▶ [Task to carry out]: Identify each line holding the string "төбәк" and copy it.

▶ [Task input]:
::::::
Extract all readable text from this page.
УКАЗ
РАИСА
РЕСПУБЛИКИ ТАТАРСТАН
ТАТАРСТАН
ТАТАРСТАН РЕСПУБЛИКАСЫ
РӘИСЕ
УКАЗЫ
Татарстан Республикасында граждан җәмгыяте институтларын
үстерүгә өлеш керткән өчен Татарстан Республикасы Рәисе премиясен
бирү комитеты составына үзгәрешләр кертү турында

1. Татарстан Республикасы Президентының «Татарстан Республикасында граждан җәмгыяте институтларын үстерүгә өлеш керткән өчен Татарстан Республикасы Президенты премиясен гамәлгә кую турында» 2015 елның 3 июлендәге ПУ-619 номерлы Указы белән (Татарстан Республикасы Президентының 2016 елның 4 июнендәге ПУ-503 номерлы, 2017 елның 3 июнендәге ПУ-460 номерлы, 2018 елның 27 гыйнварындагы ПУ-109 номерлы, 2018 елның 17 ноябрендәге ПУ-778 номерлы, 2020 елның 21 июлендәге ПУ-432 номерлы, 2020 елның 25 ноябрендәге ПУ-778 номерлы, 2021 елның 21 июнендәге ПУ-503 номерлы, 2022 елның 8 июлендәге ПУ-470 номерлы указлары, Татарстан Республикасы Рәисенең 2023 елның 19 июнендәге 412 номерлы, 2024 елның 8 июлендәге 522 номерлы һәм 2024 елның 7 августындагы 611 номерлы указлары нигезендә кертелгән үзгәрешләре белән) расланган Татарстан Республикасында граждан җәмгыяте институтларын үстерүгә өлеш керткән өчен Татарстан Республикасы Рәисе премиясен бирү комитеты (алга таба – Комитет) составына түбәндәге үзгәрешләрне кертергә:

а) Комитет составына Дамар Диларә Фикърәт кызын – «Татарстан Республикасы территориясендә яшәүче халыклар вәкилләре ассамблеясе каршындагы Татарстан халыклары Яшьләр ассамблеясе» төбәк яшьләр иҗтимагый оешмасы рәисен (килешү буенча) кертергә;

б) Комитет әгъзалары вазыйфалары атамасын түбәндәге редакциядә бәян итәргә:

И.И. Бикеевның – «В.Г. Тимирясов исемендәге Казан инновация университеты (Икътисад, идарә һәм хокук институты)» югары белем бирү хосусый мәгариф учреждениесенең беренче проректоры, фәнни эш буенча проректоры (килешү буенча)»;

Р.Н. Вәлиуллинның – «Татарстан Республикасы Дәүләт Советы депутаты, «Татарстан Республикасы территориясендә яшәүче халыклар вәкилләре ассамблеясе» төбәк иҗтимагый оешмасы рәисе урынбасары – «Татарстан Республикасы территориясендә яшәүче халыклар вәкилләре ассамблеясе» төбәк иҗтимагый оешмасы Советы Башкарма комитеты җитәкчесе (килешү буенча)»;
::::::
▶ [The solution]:
а) Комитет составына Дамар Диларә Фикърәт кызын – «Татарстан Республикасы территориясендә яшәүче халыклар вәкилләре ассамблеясе каршындагы Татарстан халыклары Яшьләр ассамблеясе» төбәк яшьләр иҗтимагый оешмасы рәисен (килешү буенча) кертергә;
Р.Н. Вәлиуллинның – «Татарстан Республикасы Дәүләт Советы депутаты, «Татарстан Республикасы территориясендә яшәүче халыклар вәкилләре ассамблеясе» төбәк иҗтимагый оешмасы рәисе урынбасары – «Татарстан Республикасы территориясендә яшәүче халыклар вәкилләре ассамблеясе» төбәк иҗтимагый оешмасы Советы Башкарма комитеты җитәкчесе (килешү буенча)»;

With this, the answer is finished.